START STORED DATA

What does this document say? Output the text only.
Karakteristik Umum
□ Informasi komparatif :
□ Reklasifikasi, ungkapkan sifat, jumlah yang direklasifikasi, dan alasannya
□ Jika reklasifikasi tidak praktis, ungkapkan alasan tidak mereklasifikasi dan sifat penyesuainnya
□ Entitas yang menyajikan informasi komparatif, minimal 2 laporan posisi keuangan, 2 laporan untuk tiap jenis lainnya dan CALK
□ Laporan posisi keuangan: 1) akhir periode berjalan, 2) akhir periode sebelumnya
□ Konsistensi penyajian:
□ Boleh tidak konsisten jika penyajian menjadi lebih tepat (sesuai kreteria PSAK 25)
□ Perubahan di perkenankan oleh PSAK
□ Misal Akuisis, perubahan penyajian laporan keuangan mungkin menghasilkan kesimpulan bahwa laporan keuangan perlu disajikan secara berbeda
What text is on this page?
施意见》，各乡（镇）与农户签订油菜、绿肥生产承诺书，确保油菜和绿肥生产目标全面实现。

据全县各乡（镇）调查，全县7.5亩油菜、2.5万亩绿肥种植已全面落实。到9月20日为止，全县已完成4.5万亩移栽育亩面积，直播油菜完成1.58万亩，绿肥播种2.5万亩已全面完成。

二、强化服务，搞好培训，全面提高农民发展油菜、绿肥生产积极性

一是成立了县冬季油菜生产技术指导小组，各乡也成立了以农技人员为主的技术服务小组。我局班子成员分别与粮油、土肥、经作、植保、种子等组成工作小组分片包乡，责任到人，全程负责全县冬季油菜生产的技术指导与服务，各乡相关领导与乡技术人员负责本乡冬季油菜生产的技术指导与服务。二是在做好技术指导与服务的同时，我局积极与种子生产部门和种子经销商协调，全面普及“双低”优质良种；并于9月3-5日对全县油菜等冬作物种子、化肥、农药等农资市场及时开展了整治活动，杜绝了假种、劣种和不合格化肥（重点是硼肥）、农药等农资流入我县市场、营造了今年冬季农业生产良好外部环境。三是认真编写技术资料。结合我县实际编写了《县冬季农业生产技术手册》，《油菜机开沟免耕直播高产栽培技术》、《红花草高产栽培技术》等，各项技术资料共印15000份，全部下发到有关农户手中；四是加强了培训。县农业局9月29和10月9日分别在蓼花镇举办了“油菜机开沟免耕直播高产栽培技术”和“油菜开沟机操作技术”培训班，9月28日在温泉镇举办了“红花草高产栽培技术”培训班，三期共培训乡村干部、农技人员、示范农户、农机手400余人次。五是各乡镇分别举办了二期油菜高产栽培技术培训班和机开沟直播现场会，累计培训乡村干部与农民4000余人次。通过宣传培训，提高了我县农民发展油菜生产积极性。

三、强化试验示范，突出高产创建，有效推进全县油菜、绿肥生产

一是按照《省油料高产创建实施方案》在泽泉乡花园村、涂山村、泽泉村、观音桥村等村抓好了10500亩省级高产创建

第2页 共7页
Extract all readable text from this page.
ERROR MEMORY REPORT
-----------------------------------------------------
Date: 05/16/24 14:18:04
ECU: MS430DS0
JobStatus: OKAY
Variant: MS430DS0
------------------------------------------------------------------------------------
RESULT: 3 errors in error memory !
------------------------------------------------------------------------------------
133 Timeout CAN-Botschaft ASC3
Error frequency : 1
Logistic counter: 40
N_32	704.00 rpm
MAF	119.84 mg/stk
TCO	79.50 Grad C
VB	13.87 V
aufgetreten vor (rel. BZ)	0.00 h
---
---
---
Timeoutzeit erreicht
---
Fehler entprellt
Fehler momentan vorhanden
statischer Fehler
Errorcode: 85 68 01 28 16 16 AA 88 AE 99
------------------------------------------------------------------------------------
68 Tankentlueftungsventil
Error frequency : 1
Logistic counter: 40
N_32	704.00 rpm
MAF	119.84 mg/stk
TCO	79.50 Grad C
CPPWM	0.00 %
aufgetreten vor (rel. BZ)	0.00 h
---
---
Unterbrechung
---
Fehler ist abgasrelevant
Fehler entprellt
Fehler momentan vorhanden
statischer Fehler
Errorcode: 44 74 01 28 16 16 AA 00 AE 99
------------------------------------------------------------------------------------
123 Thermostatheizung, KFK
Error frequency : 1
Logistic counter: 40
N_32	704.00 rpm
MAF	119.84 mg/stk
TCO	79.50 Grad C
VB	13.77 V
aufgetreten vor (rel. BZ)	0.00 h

END STORED DATA

_GOAL_
Give the listing above again, word for word.

_OUTPUT FOR THIS TASK_
What does this document say? Output the text only.
Karakteristik Umum
□ Informasi komparatif :
□ Reklasifikasi, ungkapkan sifat, jumlah yang direklasifikasi, dan alasannya
□ Jika reklasifikasi tidak praktis, ungkapkan alasan tidak mereklasifikasi dan sifat penyesuainnya
□ Entitas yang menyajikan informasi komparatif, minimal 2 laporan posisi keuangan, 2 laporan untuk tiap jenis lainnya dan CALK
□ Laporan posisi keuangan: 1) akhir periode berjalan, 2) akhir periode sebelumnya
□ Konsistensi penyajian:
□ Boleh tidak konsisten jika penyajian menjadi lebih tepat (sesuai kreteria PSAK 25)
□ Perubahan di perkenankan oleh PSAK
□ Misal Akuisis, perubahan penyajian laporan keuangan mungkin menghasilkan kesimpulan bahwa laporan keuangan perlu disajikan secara berbeda
What text is on this page?
施意见》，各乡（镇）与农户签订油菜、绿肥生产承诺书，确保油菜和绿肥生产目标全面实现。

据全县各乡（镇）调查，全县7.5亩油菜、2.5万亩绿肥种植已全面落实。到9月20日为止，全县已完成4.5万亩移栽育亩面积，直播油菜完成1.58万亩，绿肥播种2.5万亩已全面完成。

二、强化服务，搞好培训，全面提高农民发展油菜、绿肥生产积极性

一是成立了县冬季油菜生产技术指导小组，各乡也成立了以农技人员为主的技术服务小组。我局班子成员分别与粮油、土肥、经作、植保、种子等组成工作小组分片包乡，责任到人，全程负责全县冬季油菜生产的技术指导与服务，各乡相关领导与乡技术人员负责本乡冬季油菜生产的技术指导与服务。二是在做好技术指导与服务的同时，我局积极与种子生产部门和种子经销商协调，全面普及“双低”优质良种；并于9月3-5日对全县油菜等冬作物种子、化肥、农药等农资市场及时开展了整治活动，杜绝了假种、劣种和不合格化肥（重点是硼肥）、农药等农资流入我县市场、营造了今年冬季农业生产良好外部环境。三是认真编写技术资料。结合我县实际编写了《县冬季农业生产技术手册》，《油菜机开沟免耕直播高产栽培技术》、《红花草高产栽培技术》等，各项技术资料共印15000份，全部下发到有关农户手中；四是加强了培训。县农业局9月29和10月9日分别在蓼花镇举办了“油菜机开沟免耕直播高产栽培技术”和“油菜开沟机操作技术”培训班，9月28日在温泉镇举办了“红花草高产栽培技术”培训班，三期共培训乡村干部、农技人员、示范农户、农机手400余人次。五是各乡镇分别举办了二期油菜高产栽培技术培训班和机开沟直播现场会，累计培训乡村干部与农民4000余人次。通过宣传培训，提高了我县农民发展油菜生产积极性。

三、强化试验示范，突出高产创建，有效推进全县油菜、绿肥生产

一是按照《省油料高产创建实施方案》在泽泉乡花园村、涂山村、泽泉村、观音桥村等村抓好了10500亩省级高产创建

第2页 共7页
Extract all readable text from this page.
ERROR MEMORY REPORT
-----------------------------------------------------
Date: 05/16/24 14:18:04
ECU: MS430DS0
JobStatus: OKAY
Variant: MS430DS0
------------------------------------------------------------------------------------
RESULT: 3 errors in error memory !
------------------------------------------------------------------------------------
133 Timeout CAN-Botschaft ASC3
Error frequency : 1
Logistic counter: 40
N_32	704.00 rpm
MAF	119.84 mg/stk
TCO	79.50 Grad C
VB	13.87 V
aufgetreten vor (rel. BZ)	0.00 h
---
---
---
Timeoutzeit erreicht
---
Fehler entprellt
Fehler momentan vorhanden
statischer Fehler
Errorcode: 85 68 01 28 16 16 AA 88 AE 99
------------------------------------------------------------------------------------
68 Tankentlueftungsventil
Error frequency : 1
Logistic counter: 40
N_32	704.00 rpm
MAF	119.84 mg/stk
TCO	79.50 Grad C
CPPWM	0.00 %
aufgetreten vor (rel. BZ)	0.00 h
---
---
Unterbrechung
---
Fehler ist abgasrelevant
Fehler entprellt
Fehler momentan vorhanden
statischer Fehler
Errorcode: 44 74 01 28 16 16 AA 00 AE 99
------------------------------------------------------------------------------------
123 Thermostatheizung, KFK
Error frequency : 1
Logistic counter: 40
N_32	704.00 rpm
MAF	119.84 mg/stk
TCO	79.50 Grad C
VB	13.77 V
aufgetreten vor (rel. BZ)	0.00 h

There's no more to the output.